STATED PROBLEM 1
Reproduce the portion of the passage on peeker's advantage between "The developers are" and "they’re standing still.", inclusive, word for word.

PASSAGE PROVIDED
+---+
The article can get a bit confusing when he goes into specific technical features to measure the advantage. But in short, Riot measures peeker’s advantage as the amount of time that a player sees you without you seeing them.

To see how it works in numbers, the average human reaction time is about 247 milliseconds. But the peeker’s advantage in VALORANT is an average of 40 to 70 milliseconds. Even if it’s a small difference in real time, it’s still a head start.

Unfortunately, a high ping causes a worse peeker’s advantage. It doesn’t give players a real advantage, however. “Low latency is near always superior, as your player actions get to the game server faster than your opponents’ actions,” Straily said.

Straily said the bigger problem with a high-ping player is that it causes worse peeker’s advantage for everyone. But a low-ping player has just as much of a peeker’s advantage on a high-ping opponent.

One tip given by the technical engineering lead is to play aggressive in high-ping disparity games. “Playing with high ping is not the ideal, but it is the short-term reality considering the smaller CB populations & ongoing infrastructure build-out,” Straily said.

The developers are also working on strafe shooting, which is when players are killed by someone who appears to be in the middle of running. In actuality, on the server and from their point of view, though, they’re standing still.

There’s approximately a seven-millisecond desync between movement data and damage data, so when you get killed, the player’s move position is always shown 7.8125 milliseconds behind from where they actually fired.

This is a more prevalent issue when players are using counter-strafing effectively since the typical muscle memory is to shoot in the frames after a counter-strafe.
+---+
Layout coordinate data:
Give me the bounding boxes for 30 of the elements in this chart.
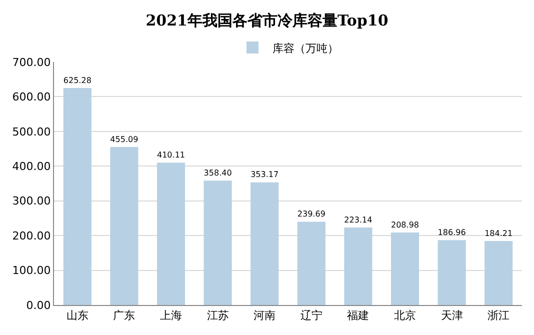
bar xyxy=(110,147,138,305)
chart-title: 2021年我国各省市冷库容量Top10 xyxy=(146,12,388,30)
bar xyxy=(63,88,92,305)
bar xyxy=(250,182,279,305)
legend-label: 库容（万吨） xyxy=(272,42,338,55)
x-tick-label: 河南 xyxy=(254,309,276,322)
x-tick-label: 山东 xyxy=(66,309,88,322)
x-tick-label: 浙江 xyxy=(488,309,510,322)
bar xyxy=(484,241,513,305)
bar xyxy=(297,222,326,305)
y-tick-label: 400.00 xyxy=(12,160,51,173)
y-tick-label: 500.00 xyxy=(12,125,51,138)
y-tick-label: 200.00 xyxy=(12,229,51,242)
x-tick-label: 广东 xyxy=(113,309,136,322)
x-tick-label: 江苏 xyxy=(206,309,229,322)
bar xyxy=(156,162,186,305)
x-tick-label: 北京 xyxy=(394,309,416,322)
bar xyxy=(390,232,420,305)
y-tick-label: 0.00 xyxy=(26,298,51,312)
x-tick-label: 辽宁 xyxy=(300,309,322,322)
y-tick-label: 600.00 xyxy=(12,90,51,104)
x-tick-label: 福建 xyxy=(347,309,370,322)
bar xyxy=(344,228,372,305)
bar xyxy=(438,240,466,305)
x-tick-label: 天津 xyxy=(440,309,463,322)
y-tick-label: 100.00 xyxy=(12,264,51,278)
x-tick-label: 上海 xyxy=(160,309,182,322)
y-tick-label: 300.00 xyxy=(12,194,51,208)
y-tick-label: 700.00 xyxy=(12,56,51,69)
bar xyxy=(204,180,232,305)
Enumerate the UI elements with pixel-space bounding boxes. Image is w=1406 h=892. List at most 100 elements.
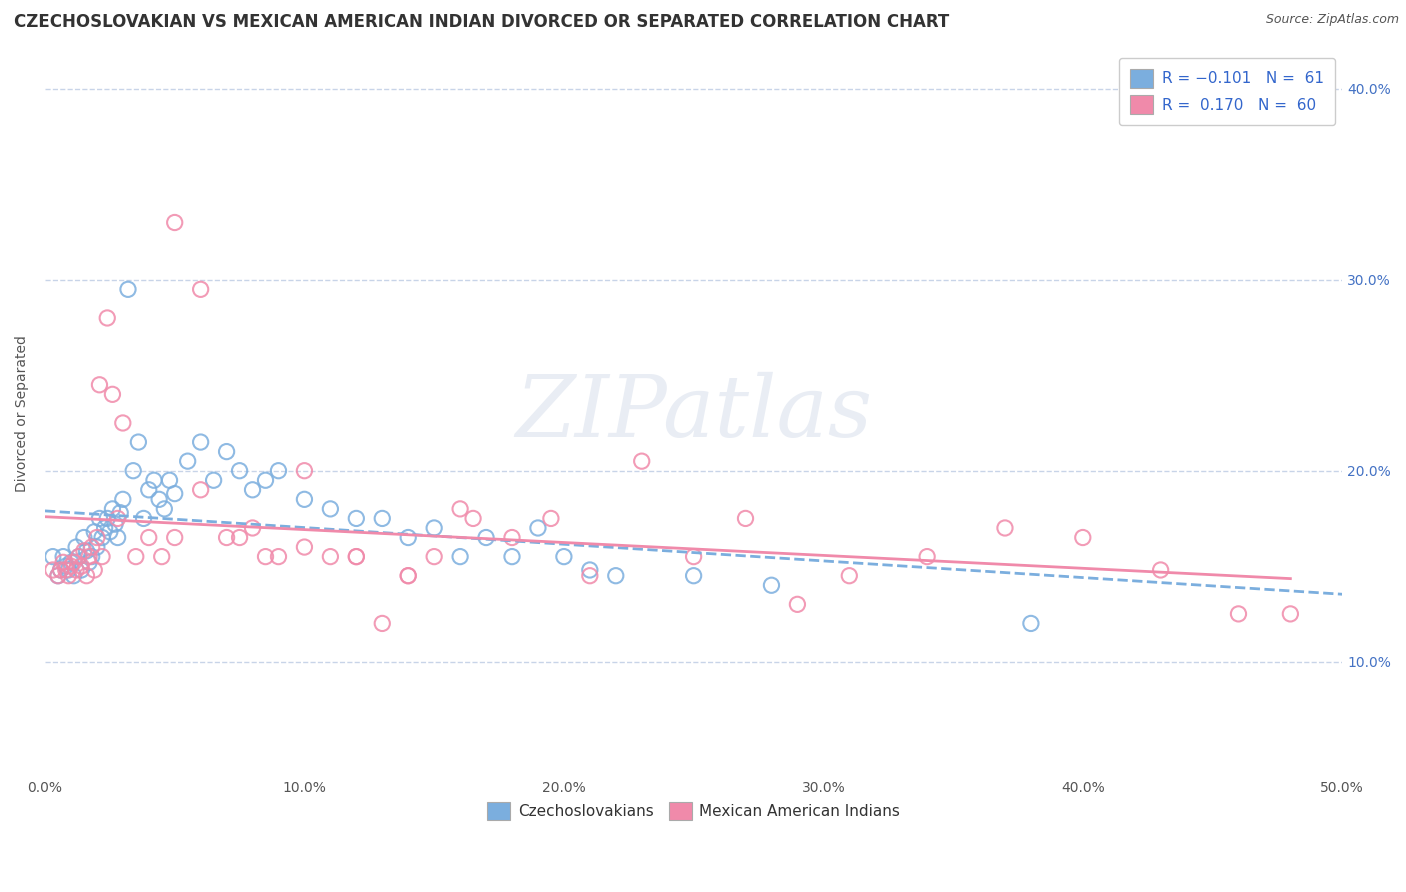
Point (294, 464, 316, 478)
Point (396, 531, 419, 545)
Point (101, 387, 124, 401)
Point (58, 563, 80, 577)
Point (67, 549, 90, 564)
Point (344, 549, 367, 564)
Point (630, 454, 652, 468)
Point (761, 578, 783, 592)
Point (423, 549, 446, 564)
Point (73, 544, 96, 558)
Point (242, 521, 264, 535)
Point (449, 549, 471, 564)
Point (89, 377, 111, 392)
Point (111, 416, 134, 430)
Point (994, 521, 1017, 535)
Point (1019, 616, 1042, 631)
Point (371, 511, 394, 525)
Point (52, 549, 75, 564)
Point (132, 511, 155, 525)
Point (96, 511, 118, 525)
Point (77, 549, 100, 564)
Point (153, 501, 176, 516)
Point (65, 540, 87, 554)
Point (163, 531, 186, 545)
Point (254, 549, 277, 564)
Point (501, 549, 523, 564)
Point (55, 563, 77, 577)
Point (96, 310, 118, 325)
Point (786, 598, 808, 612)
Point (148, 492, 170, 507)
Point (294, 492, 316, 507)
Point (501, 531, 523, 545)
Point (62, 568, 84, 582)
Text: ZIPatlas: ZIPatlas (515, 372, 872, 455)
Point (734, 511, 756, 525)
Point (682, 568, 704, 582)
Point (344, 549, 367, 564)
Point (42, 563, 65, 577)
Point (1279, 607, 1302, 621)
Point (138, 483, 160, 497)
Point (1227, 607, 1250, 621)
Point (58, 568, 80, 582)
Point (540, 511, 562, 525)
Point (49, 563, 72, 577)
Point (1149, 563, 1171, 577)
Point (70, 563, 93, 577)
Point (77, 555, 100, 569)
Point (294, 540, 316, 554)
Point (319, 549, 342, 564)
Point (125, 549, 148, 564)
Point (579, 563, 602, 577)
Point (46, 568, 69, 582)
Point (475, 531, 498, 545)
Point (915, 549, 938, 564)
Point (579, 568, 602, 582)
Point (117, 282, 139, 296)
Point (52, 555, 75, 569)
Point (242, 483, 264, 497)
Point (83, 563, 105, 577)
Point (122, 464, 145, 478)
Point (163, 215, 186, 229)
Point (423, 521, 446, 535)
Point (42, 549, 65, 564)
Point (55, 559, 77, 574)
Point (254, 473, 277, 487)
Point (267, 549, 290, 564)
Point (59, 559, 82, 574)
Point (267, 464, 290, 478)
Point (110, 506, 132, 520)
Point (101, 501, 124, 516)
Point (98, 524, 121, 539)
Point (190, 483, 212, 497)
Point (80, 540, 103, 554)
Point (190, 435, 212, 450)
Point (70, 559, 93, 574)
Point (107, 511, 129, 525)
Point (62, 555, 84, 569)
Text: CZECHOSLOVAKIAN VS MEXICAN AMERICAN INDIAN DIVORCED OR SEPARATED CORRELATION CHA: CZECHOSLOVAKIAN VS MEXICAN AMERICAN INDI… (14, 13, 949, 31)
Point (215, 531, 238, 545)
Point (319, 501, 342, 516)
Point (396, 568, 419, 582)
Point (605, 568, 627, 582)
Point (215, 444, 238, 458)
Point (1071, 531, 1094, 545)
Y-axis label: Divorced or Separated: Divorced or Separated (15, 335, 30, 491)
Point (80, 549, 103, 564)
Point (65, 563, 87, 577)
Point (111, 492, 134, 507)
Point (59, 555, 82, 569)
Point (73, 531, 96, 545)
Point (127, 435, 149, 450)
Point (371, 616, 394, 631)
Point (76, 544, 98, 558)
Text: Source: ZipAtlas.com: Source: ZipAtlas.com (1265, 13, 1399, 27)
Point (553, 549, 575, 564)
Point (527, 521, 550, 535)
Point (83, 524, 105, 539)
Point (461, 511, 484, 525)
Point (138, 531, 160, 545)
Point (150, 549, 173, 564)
+---+
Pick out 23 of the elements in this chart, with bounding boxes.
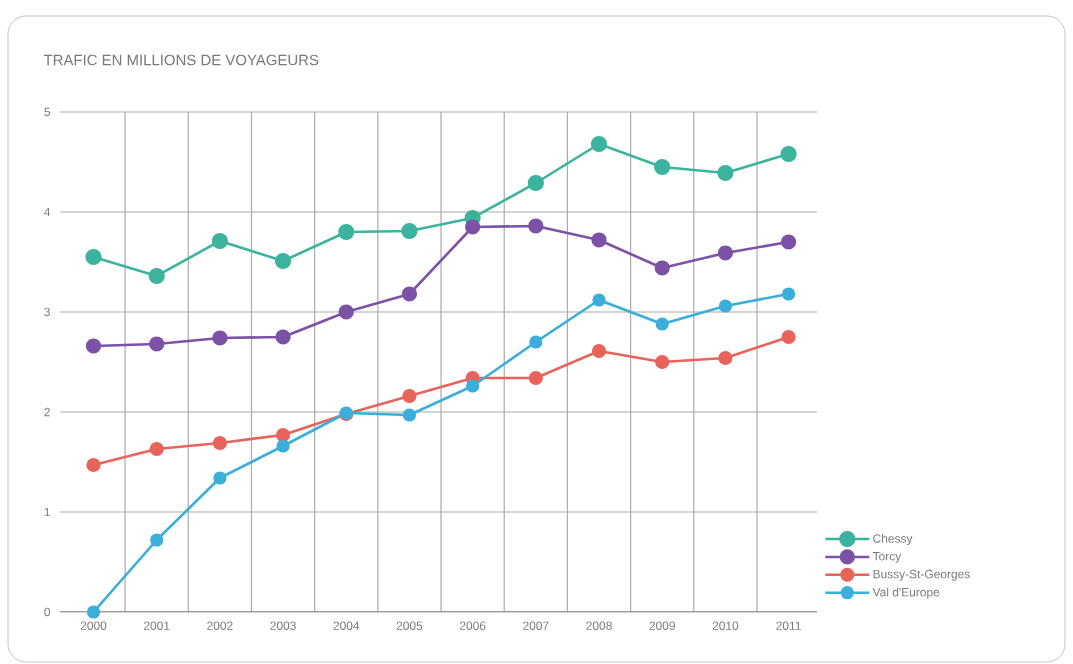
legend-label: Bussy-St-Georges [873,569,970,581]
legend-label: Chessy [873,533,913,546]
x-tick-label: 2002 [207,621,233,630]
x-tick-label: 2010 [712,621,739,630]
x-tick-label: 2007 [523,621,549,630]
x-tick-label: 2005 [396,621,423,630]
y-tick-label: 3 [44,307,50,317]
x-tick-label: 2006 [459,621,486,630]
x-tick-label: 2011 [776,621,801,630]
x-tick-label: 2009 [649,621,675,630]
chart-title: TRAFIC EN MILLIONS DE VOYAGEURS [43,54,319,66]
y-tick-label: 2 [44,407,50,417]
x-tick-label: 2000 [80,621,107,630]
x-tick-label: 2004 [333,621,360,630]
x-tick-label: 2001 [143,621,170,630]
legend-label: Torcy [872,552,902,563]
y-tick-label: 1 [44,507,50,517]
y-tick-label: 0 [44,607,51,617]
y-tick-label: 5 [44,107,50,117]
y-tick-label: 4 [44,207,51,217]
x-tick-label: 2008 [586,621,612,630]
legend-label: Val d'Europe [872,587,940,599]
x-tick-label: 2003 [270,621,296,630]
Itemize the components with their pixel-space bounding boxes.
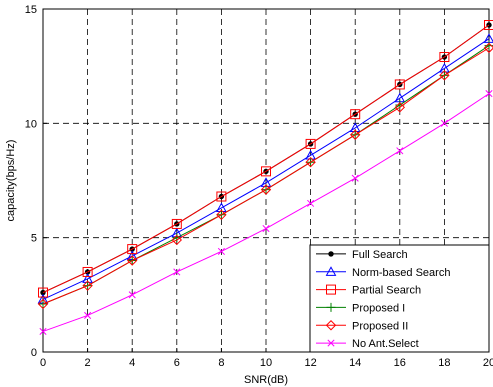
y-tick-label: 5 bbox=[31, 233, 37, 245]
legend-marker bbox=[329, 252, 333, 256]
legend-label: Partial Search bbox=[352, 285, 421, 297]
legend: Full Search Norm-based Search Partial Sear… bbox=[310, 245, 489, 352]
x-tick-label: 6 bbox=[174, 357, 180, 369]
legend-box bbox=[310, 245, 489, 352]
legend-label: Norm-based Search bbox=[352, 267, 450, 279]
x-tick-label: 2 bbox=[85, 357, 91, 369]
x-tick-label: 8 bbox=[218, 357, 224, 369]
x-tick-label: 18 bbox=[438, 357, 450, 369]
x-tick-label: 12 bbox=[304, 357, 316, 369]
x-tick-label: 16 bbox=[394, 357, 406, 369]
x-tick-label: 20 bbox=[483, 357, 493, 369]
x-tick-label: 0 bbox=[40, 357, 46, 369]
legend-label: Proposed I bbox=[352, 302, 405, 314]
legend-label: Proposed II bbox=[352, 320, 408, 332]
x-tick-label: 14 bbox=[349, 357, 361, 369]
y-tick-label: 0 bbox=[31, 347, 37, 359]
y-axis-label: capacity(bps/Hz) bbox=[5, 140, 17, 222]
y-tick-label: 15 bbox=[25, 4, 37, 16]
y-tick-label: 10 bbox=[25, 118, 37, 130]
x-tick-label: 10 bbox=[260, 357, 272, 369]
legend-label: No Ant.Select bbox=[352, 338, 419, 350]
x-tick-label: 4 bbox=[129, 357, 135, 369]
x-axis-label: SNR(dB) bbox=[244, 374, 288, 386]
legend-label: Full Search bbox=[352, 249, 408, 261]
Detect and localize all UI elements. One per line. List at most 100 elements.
+---+
STATED PROBLEM 2
Write out the rows between the lines holding "legend-label: Bussy-St-Georges [873,569,970,581]" and "y-tick-label: 5 [44,107,50,117]", inclusive, with each line unchanged.

WRITTEN ANSWER 1
The developers are also working on strafe shooting, which is when players are killed by someone who appears to be in the middle of running. In actuality, on the server and from their point of view, though, they’re standing still.

WRITTEN ANSWER 2
legend-label: Bussy-St-Georges [873,569,970,581]
legend-label: Chessy [873,533,913,546]
x-tick-label: 2002 [207,621,233,630]
x-tick-label: 2010 [712,621,739,630]
x-tick-label: 2007 [523,621,549,630]
x-tick-label: 2005 [396,621,423,630]
y-tick-label: 3 [44,307,50,317]
x-tick-label: 2006 [459,621,486,630]
x-tick-label: 2011 [776,621,801,630]
x-tick-label: 2009 [649,621,675,630]
chart-title: TRAFIC EN MILLIONS DE VOYAGEURS [43,54,319,66]
y-tick-label: 2 [44,407,50,417]
x-tick-label: 2000 [80,621,107,630]
x-tick-label: 2004 [333,621,360,630]
x-tick-label: 2001 [143,621,170,630]
legend-label: Torcy [872,552,902,563]
y-tick-label: 1 [44,507,50,517]
y-tick-label: 0 [44,607,51,617]
y-tick-label: 5 [44,107,50,117]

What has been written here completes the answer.